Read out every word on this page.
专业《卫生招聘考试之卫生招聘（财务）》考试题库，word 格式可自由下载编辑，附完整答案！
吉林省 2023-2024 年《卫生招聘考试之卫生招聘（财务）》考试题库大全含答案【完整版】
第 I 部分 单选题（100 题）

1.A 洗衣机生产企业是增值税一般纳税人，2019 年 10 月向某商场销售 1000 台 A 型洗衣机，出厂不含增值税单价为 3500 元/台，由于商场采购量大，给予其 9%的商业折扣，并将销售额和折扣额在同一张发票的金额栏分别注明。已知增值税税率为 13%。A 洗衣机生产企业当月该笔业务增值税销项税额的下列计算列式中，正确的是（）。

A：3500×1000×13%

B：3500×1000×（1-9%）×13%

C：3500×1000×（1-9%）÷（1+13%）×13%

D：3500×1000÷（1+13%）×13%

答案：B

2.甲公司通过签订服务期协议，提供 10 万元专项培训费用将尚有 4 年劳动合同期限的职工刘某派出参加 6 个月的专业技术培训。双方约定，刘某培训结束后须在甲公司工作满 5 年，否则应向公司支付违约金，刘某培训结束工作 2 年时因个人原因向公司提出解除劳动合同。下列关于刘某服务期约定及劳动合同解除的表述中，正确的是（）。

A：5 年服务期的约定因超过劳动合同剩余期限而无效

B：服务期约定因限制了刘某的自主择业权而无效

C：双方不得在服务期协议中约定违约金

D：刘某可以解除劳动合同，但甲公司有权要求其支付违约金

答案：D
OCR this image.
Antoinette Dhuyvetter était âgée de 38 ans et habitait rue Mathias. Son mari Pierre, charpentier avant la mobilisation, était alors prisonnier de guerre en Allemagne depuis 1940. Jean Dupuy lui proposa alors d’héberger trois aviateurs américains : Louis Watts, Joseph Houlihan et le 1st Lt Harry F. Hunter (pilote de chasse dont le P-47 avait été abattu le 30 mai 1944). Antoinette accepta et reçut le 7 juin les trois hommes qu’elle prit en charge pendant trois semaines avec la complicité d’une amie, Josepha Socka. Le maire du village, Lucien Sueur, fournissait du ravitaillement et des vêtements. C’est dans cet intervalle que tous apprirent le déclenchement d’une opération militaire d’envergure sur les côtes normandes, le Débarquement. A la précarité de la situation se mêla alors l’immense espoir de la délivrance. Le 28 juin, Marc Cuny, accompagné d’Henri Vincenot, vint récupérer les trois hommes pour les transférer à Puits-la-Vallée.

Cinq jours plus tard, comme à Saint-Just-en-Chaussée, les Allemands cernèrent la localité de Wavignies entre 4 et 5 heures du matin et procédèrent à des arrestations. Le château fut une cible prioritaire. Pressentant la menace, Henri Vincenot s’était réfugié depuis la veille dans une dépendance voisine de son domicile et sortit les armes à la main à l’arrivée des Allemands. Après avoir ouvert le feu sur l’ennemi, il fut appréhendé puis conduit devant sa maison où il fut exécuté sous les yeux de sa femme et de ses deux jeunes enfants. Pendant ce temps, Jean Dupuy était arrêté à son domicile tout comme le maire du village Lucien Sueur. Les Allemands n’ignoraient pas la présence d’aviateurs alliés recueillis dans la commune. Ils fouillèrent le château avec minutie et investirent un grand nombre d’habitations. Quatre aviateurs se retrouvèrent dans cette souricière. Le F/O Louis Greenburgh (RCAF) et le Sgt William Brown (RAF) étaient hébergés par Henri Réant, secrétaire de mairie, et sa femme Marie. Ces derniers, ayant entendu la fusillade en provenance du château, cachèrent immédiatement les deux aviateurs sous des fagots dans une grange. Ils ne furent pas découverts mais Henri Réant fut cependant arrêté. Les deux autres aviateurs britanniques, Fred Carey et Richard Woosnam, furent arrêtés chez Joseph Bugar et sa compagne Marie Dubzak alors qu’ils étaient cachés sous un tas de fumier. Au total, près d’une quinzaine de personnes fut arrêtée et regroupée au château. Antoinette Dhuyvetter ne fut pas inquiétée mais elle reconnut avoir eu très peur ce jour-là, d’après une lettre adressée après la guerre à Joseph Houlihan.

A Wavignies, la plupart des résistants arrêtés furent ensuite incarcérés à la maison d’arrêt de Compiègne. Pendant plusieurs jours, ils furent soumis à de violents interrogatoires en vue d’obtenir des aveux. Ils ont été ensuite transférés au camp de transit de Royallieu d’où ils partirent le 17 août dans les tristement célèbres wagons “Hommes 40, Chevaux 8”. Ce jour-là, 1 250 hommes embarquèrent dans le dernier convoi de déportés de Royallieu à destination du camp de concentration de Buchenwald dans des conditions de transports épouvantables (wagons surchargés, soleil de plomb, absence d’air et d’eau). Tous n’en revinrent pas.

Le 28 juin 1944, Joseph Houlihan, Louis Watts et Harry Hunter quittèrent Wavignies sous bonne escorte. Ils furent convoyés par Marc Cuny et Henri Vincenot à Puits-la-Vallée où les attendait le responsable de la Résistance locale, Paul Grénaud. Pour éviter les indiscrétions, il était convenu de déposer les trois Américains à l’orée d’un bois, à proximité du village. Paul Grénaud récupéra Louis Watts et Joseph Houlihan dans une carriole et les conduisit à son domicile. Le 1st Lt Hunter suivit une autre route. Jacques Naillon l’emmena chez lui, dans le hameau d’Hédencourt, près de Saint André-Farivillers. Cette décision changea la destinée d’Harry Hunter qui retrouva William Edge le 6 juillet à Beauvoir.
——————
[Written task] Give only the number of lines in the records that contain the string "word".

[Correct output] 2